Given text:
******************************

# Oxo good grips cold brew



## Nod (Sep 7, 2013)

Anyone know anything about these. I can get one second hand. Looks like they make cold brewing easy? Thanks


----------



## The Systemic Kid (Nov 23, 2012)

£45.00 looks a bit steep but if you can get it around half price looks like an interesting bit of kit.


----------



## Phil104 (Apr 15, 2014)

As TSK says at full retail price there are cheaper and just as effective alternatives. This thread started from the Oxo cold brew:

http://coffeeforums.co.uk/showthread.php?24068-Cold-brew&highlight=cold


----------



## Nod (Sep 7, 2013)

Thanks both.. I can get for £28 - £14 each split with a mate at work and she lives around the corner... The Japanese ones look good and they are cheap...


----------



## Blackstone (Aug 5, 2012)

******************************

Recorded data:
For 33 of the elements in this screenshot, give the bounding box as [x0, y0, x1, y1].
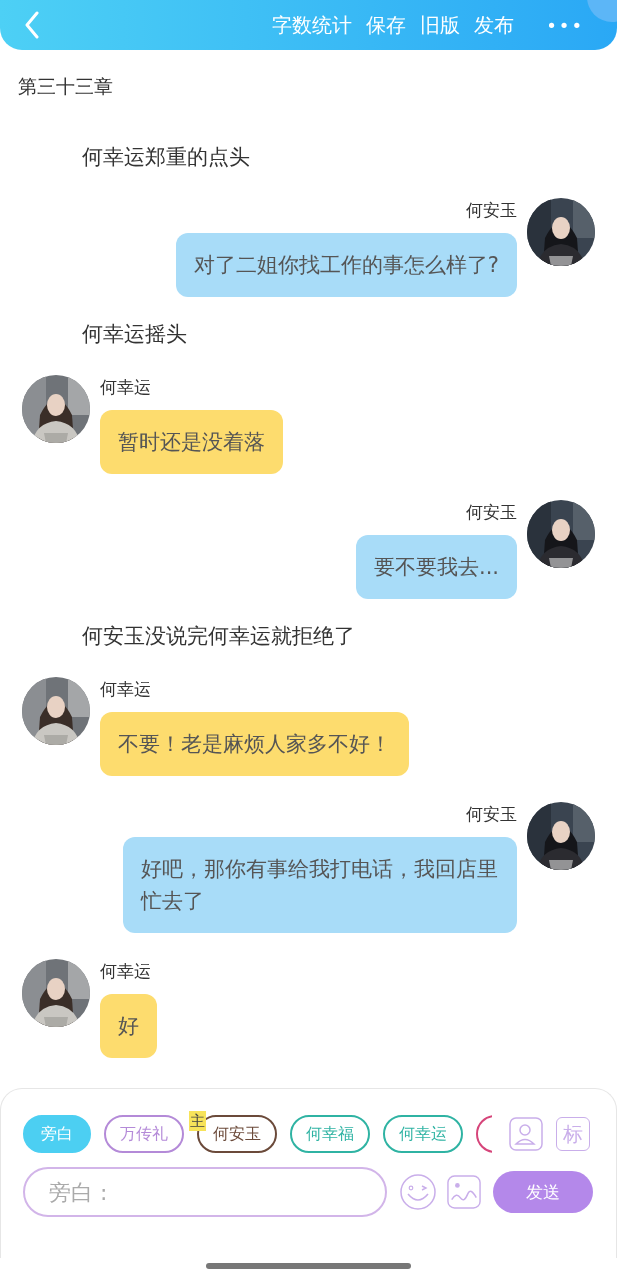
character-chip[interactable]: 万传礼 — [104, 1115, 184, 1153]
more-button[interactable]: ••• — [543, 14, 587, 36]
image-icon[interactable] — [447, 1175, 481, 1209]
toolbar-button[interactable]: 发布 — [471, 11, 518, 39]
message-bubble: 不要！老是麻烦人家多不好！ — [100, 712, 409, 776]
toolbar-button[interactable]: 保存 — [363, 11, 410, 39]
back-icon[interactable] — [24, 11, 40, 39]
character-chip[interactable]: 旁白 — [23, 1115, 91, 1153]
input-field[interactable]: 旁白 : — [23, 1167, 387, 1217]
toolbar-button[interactable]: 旧版 — [417, 11, 464, 39]
character-chip[interactable]: 何幸运 — [383, 1115, 463, 1153]
narration-text: 何安玉没说完何幸运就拒绝了 — [82, 623, 356, 650]
chapter-title: 第三十三章 — [18, 74, 113, 99]
message-bubble: 好 — [100, 994, 157, 1058]
person-icon[interactable] — [509, 1117, 543, 1151]
speaker-name: 何幸运 — [100, 376, 151, 399]
speaker-name: 何安玉 — [466, 199, 517, 222]
narration-text: 何幸运摇头 — [82, 321, 188, 348]
speaker-name: 何安玉 — [466, 803, 517, 826]
message-bubble: 要不要我去... — [355, 535, 517, 599]
speaker-name: 何幸运 — [100, 960, 151, 983]
emoji-icon[interactable] — [399, 1173, 437, 1211]
narration-text: 何幸运郑重的点头 — [82, 144, 251, 171]
send-button[interactable]: 发送 — [493, 1171, 593, 1213]
message-bubble: 暂时还是没着落 — [100, 410, 283, 474]
protagonist-badge: 主 — [189, 1111, 206, 1131]
message-bubble: 好吧，那你有事给我打电话，我回店里忙去了 — [123, 837, 517, 933]
character-chip[interactable]: 何幸福 — [290, 1115, 370, 1153]
toolbar-button[interactable]: 字数统计 — [269, 11, 356, 39]
speaker-name: 何安玉 — [466, 501, 517, 524]
tag-button[interactable]: 标 — [556, 1117, 590, 1151]
speaker-name: 何幸运 — [100, 678, 151, 701]
message-bubble: 对了二姐你找工作的事怎么样了? — [175, 233, 517, 297]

******************************

Challenge 1:
According to the cold brew thread, why would Nod pay only £14? Answer in one to three sentences.
Challenge 2:
Carry on the cold brew thread from its final line.
The rows have no connection to the cold brew thread.

Task response 1:
Nod can get the brewer for £28 and plans to split that cost with a mate at work. Each of them would therefore pay £14.

Task response 2:
i have been using the hario version over the past week. so far i am impressed. very easy to use and makes a gold cold brew


----------



## Nod (Sep 7, 2013)

On the website it says You need to put in nearly 250gr of coffee..10oz... I assume you can keep the ratios the same but make lesser volumes?


----------



## Fevmeister (Oct 21, 2013)

http://coffeeforums.co.uk/showthread.php?25773-Oxo-cold-brew


----------



## The Systemic Kid (Nov 23, 2012)

Nod said:


> On the website it says You need to put in nearly 250gr of coffee..10oz... I assume you can keep the ratios the same but make lesser volumes?


That's a heck of a lot of coffee. At a ratio of 80-90grms a litre - that's nigh on 3ltrs of cold brew - way too much for one brew unless you're making it for a group of people.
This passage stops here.